Dataset rows:
= = = =

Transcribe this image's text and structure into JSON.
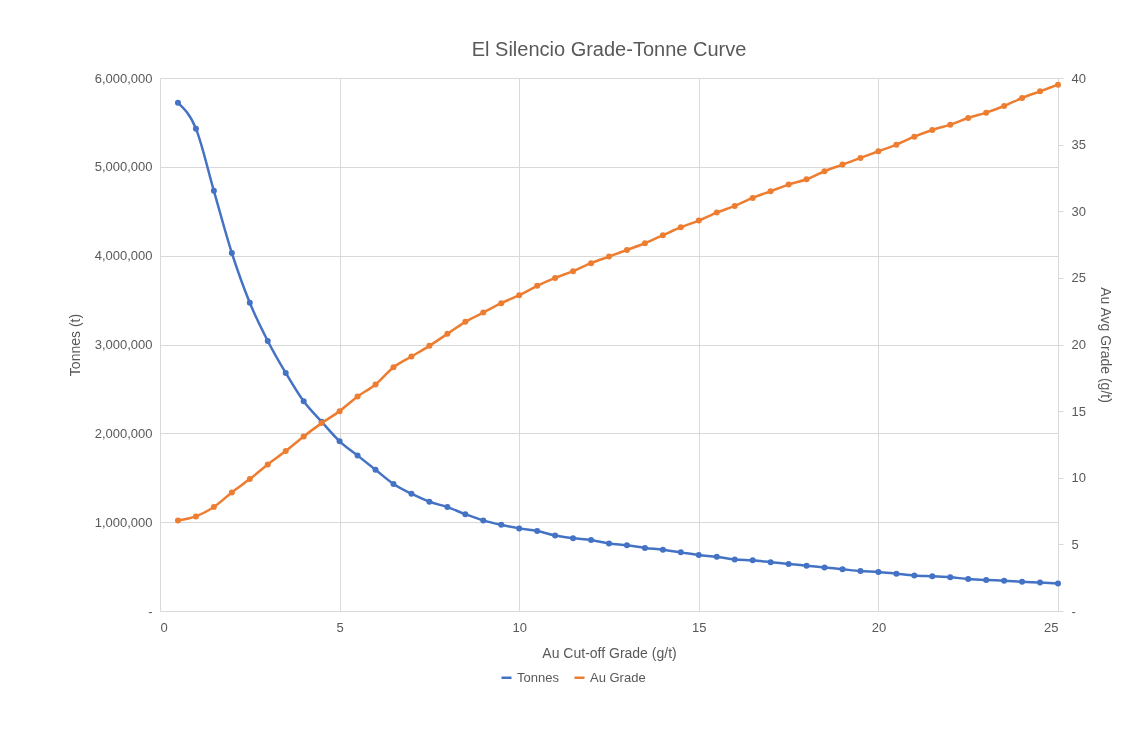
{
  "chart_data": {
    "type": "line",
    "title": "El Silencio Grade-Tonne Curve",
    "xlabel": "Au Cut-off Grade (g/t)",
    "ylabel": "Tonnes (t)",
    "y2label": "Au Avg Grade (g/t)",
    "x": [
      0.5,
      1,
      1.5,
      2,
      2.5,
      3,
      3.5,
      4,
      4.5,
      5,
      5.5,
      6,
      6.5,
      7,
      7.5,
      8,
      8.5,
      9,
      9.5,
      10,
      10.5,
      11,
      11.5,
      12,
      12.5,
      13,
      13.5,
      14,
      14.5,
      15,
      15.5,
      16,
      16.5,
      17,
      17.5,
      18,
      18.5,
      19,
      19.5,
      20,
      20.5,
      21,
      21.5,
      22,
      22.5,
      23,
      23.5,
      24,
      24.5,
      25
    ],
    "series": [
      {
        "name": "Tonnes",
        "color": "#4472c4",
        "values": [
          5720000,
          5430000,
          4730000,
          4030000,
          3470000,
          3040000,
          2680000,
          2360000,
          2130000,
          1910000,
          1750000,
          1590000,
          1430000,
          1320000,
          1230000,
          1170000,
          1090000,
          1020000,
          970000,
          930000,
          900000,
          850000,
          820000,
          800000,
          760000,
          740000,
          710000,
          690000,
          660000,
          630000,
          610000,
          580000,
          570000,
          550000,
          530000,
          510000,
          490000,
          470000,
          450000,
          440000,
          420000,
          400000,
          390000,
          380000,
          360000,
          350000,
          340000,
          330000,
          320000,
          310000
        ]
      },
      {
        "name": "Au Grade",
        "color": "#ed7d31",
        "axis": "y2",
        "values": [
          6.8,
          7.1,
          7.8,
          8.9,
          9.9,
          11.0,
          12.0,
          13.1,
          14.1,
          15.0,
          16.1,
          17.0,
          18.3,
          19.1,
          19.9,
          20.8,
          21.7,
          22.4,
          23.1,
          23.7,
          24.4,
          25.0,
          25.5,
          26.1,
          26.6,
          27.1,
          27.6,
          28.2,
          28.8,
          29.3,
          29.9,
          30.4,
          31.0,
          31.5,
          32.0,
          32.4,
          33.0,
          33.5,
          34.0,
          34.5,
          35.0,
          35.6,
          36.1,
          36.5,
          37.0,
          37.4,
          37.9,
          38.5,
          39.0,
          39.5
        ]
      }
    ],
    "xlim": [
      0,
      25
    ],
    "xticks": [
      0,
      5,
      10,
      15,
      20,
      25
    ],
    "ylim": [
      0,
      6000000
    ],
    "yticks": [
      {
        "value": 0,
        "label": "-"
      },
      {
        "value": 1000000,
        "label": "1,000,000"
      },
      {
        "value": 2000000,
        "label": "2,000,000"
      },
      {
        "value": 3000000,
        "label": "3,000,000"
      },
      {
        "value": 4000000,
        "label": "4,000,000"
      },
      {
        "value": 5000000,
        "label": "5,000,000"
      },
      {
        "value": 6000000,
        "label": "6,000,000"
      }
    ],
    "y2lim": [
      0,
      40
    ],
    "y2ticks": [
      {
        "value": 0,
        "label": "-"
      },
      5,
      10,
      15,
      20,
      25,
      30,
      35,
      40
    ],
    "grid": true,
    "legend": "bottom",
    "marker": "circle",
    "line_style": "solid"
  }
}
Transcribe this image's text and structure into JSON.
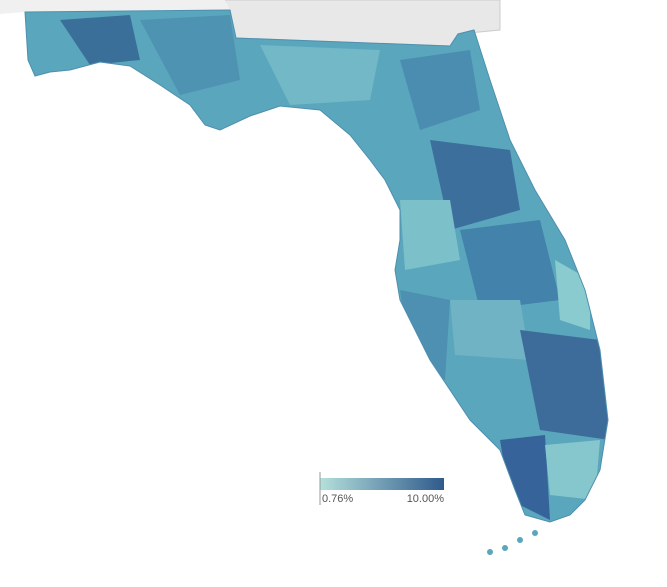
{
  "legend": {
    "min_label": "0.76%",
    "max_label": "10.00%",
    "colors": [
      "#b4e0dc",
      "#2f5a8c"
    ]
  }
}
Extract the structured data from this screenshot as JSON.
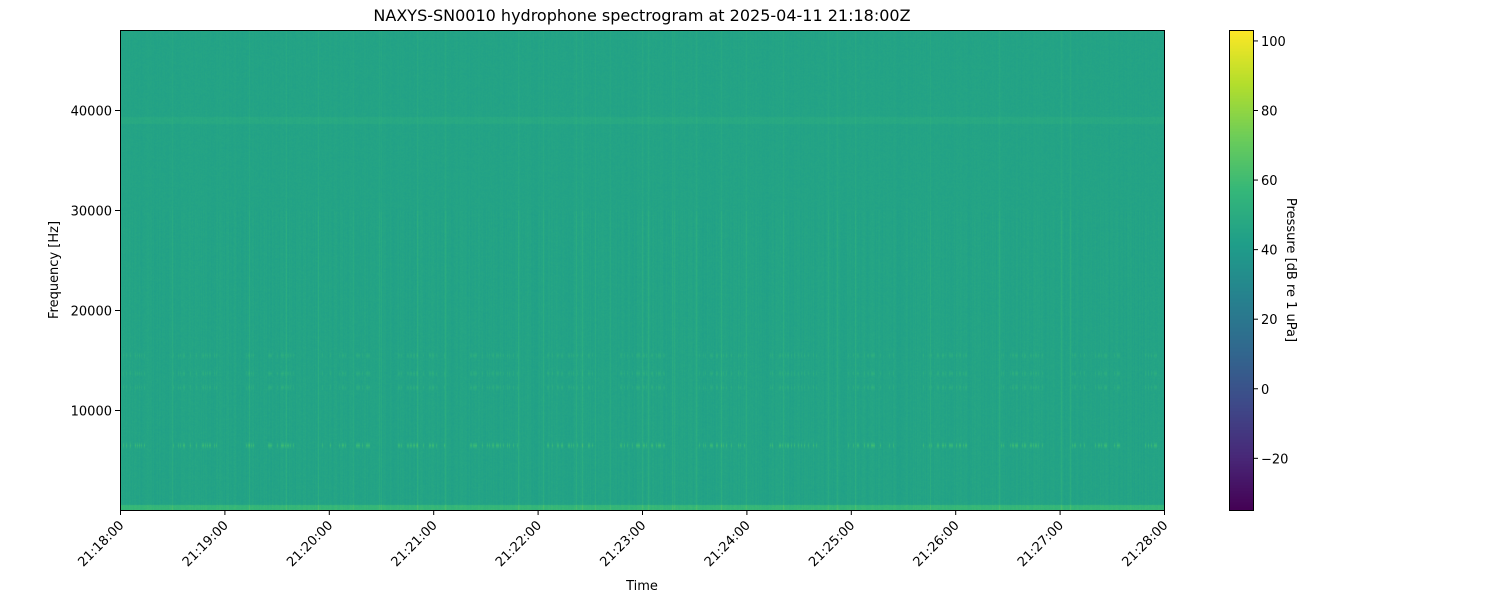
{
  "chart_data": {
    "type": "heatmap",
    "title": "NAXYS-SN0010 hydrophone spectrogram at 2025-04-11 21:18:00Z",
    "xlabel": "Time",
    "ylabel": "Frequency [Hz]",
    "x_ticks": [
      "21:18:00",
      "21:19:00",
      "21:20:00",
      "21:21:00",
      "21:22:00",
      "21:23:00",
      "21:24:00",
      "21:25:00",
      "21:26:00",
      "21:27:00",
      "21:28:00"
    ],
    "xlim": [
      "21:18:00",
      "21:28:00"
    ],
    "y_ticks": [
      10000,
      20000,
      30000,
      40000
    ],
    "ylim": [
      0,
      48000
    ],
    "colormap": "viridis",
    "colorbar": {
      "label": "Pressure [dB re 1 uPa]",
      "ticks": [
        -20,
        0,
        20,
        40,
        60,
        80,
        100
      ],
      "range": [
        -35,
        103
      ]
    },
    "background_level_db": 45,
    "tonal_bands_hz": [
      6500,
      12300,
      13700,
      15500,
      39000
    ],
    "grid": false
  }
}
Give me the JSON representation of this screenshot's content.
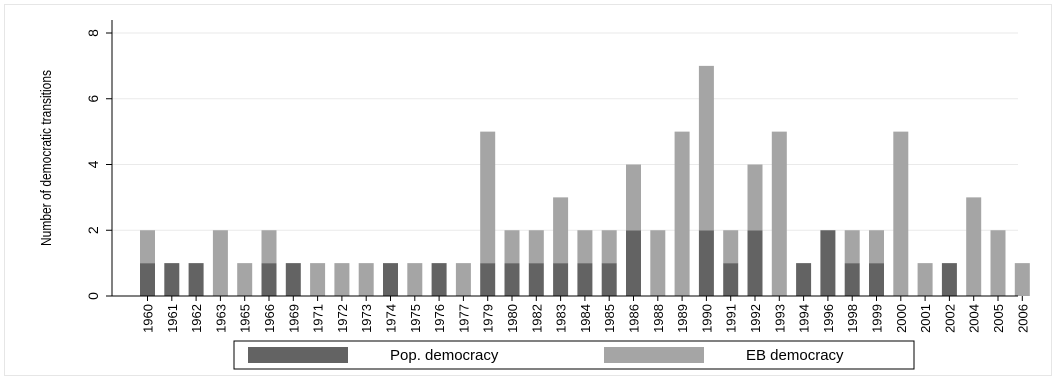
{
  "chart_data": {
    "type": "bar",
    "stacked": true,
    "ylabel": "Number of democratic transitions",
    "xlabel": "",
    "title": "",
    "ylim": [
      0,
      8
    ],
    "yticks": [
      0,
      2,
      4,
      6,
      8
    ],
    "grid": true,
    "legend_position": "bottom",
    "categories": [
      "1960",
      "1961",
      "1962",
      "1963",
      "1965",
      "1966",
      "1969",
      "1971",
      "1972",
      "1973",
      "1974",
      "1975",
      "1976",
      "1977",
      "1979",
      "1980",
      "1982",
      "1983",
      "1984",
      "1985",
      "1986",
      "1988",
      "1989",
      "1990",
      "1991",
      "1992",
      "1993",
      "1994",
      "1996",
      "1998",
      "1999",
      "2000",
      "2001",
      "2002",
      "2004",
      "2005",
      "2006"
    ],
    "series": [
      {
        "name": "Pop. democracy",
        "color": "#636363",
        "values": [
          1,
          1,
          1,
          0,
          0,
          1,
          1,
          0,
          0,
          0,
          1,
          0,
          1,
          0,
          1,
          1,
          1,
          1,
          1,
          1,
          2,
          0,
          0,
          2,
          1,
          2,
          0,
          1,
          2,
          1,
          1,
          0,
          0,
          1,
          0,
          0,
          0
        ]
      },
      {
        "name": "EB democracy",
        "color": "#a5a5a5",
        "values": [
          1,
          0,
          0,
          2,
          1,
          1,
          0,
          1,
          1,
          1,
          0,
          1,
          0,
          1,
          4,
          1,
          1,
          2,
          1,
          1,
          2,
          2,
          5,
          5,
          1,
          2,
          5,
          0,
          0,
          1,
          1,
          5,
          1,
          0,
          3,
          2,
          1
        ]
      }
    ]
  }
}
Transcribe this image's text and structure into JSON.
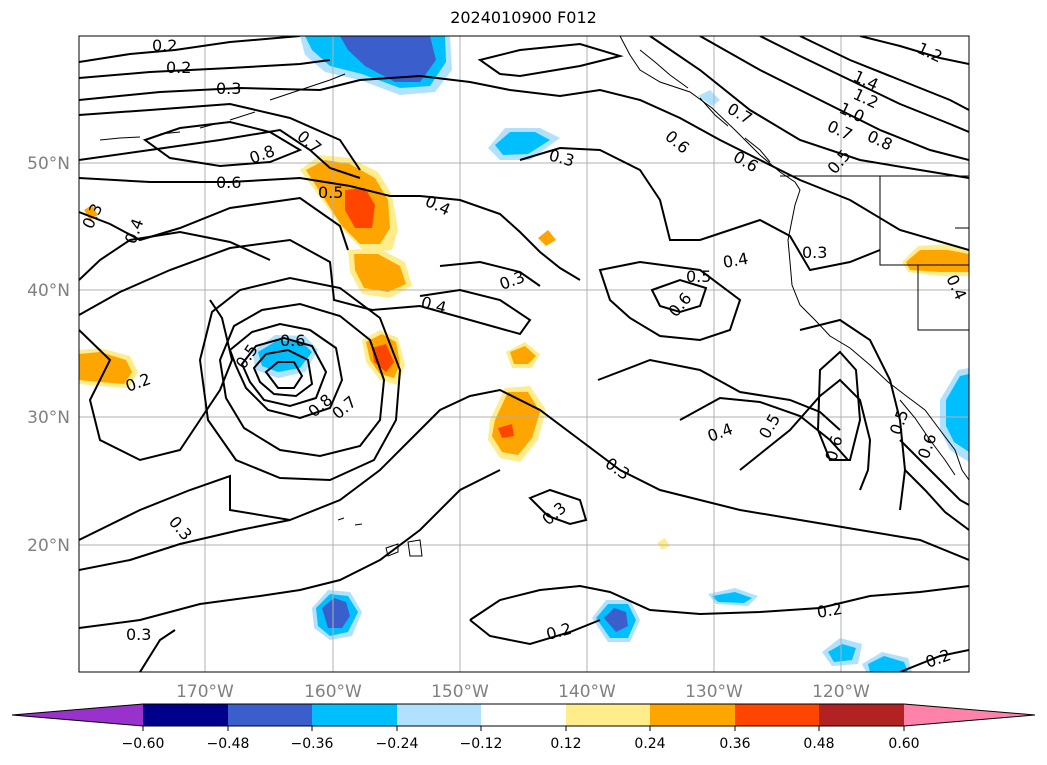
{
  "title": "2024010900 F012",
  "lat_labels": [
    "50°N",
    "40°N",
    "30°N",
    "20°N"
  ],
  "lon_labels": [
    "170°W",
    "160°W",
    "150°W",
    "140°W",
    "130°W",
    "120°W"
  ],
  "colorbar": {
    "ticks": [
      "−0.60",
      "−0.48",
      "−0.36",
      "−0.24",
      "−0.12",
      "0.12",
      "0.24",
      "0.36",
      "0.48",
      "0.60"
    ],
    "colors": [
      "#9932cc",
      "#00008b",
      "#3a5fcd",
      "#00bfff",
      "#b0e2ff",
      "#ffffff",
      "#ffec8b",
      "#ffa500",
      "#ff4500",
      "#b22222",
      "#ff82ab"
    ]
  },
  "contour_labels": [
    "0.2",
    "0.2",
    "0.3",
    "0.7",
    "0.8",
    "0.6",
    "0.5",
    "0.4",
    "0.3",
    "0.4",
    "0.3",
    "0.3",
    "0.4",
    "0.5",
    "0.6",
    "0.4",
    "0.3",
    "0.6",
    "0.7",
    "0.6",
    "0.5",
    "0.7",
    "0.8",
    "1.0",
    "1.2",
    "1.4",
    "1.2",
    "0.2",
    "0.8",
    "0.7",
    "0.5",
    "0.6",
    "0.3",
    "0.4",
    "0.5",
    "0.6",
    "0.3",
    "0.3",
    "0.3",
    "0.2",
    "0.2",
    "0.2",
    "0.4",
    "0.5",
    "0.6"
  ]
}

= = = =

Task prompt - Search the records above for "xlabel". Copy each line where it is found.

Output below -
    "xlabel": "Au Cut-off Grade (g/t)",
    "xlabel": "Time",
    "xlabel": "",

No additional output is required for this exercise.